:: Exercise details ::
From the listing below, copy every line with the word "исследования".

:: Data provided ::
○ ○ ○ ○ ○

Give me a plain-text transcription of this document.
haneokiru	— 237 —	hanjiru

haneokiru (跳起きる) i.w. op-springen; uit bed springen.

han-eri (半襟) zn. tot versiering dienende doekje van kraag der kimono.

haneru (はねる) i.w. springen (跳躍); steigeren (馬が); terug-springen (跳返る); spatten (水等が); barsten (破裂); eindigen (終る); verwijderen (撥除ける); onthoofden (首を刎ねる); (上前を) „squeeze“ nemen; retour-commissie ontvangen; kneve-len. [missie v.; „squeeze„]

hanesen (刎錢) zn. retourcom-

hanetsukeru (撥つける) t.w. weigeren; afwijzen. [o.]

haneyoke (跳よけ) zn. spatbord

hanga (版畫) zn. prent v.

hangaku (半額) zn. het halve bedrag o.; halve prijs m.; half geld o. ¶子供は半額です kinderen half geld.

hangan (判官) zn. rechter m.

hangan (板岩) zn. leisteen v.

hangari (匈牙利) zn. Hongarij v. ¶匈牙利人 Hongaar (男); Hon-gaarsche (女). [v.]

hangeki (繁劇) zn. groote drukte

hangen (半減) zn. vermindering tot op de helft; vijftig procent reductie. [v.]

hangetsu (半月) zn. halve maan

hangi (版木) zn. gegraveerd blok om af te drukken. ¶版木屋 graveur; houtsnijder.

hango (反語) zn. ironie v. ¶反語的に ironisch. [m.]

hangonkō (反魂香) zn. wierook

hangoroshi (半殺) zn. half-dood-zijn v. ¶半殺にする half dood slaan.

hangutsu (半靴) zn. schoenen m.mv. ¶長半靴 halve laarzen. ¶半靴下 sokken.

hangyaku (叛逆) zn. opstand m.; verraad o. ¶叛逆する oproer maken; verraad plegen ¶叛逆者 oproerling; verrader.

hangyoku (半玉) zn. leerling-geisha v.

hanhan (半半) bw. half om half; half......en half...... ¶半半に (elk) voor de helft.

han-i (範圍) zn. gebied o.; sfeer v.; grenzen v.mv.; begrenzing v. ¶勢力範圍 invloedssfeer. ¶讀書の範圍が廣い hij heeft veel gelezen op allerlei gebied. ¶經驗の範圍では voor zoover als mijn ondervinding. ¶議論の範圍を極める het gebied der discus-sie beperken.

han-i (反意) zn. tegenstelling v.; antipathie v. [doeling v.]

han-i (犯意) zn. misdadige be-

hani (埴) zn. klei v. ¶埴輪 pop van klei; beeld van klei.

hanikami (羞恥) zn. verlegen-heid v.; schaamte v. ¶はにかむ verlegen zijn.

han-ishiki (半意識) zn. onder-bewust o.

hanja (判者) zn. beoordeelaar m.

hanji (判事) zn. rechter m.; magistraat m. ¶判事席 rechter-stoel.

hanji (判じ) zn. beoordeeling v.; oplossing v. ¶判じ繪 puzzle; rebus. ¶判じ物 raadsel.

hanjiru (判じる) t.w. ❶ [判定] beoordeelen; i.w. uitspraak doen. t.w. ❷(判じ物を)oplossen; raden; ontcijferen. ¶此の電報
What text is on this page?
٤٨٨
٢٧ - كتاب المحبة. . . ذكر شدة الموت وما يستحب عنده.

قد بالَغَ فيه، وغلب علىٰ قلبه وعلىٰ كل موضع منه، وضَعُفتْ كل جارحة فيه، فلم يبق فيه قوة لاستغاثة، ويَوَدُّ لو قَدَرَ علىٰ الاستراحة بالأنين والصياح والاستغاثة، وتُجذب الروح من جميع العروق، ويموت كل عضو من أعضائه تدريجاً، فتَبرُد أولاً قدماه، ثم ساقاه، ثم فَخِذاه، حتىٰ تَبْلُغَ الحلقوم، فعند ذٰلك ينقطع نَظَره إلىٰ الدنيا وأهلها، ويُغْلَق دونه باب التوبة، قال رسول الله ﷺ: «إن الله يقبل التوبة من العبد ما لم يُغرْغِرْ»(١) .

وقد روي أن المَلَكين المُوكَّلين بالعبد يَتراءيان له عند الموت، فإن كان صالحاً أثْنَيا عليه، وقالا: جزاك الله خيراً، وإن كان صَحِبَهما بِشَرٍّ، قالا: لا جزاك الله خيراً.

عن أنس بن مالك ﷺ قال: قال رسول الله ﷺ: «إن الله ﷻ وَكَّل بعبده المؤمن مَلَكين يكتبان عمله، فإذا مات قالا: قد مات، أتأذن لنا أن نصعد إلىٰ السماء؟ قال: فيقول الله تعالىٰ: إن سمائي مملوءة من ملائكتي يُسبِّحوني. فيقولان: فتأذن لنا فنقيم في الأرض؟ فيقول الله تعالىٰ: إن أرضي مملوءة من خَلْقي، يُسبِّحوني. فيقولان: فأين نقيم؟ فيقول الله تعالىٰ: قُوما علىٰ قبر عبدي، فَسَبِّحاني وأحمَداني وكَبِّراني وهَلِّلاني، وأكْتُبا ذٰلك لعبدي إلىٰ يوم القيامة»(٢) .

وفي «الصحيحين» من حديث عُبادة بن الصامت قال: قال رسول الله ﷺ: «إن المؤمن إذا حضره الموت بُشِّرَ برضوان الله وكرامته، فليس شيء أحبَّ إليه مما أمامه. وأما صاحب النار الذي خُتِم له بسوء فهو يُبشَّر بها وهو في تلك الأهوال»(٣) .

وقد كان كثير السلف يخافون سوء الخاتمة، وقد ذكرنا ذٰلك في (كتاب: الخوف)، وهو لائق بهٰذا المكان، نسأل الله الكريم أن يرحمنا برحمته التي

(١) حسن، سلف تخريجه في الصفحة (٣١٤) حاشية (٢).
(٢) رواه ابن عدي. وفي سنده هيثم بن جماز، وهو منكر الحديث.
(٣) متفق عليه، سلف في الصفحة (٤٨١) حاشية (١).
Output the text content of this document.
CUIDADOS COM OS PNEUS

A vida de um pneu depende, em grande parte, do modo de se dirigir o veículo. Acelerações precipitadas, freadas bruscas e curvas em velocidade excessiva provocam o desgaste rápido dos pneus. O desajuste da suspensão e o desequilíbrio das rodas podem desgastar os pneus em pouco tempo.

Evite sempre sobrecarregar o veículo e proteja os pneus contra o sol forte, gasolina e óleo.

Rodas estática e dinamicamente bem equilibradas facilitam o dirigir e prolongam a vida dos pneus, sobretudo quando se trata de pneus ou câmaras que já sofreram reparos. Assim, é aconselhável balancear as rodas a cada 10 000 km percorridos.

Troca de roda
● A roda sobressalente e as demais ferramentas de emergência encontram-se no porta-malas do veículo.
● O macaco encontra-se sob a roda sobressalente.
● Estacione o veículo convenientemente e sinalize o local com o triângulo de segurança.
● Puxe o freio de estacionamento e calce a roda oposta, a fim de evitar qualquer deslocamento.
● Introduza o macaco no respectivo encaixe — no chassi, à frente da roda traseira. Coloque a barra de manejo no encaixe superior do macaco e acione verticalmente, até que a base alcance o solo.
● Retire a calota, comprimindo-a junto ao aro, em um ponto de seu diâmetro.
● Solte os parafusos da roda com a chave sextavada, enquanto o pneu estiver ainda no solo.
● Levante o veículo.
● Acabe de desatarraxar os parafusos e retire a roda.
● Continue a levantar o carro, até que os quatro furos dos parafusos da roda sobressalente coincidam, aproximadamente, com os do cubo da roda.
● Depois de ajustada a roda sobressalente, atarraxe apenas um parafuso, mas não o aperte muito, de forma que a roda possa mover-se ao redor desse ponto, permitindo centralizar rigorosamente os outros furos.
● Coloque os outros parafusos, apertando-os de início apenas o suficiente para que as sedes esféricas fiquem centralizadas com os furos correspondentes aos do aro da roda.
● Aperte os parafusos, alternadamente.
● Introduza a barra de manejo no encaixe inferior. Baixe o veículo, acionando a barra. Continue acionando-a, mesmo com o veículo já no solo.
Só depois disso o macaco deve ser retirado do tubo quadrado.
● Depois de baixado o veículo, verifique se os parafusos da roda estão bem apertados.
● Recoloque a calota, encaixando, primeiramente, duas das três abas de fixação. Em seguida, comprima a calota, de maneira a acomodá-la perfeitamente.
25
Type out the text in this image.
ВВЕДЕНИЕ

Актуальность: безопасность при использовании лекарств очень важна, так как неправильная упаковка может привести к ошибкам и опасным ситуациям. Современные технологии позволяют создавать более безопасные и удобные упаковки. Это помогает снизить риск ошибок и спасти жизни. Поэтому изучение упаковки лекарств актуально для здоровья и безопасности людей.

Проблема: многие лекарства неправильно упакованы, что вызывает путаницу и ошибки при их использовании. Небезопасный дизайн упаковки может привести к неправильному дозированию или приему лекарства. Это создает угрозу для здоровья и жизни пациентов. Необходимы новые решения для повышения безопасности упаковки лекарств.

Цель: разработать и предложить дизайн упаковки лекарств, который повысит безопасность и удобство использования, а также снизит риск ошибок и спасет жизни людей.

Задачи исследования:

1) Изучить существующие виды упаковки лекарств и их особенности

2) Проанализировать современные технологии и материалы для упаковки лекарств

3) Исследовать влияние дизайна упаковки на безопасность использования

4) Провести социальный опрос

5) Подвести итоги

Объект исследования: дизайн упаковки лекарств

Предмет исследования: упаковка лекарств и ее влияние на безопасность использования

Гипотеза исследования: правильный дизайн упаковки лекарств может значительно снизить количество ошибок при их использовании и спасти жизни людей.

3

○ ○ ○ ○ ○

:: Exercise response ::
Задачи исследования:
Объект исследования: дизайн упаковки лекарств
Предмет исследования: упаковка лекарств и ее влияние на безопасность использования
Гипотеза исследования: правильный дизайн упаковки лекарств может значительно снизить количество ошибок при их использовании и спасти жизни людей.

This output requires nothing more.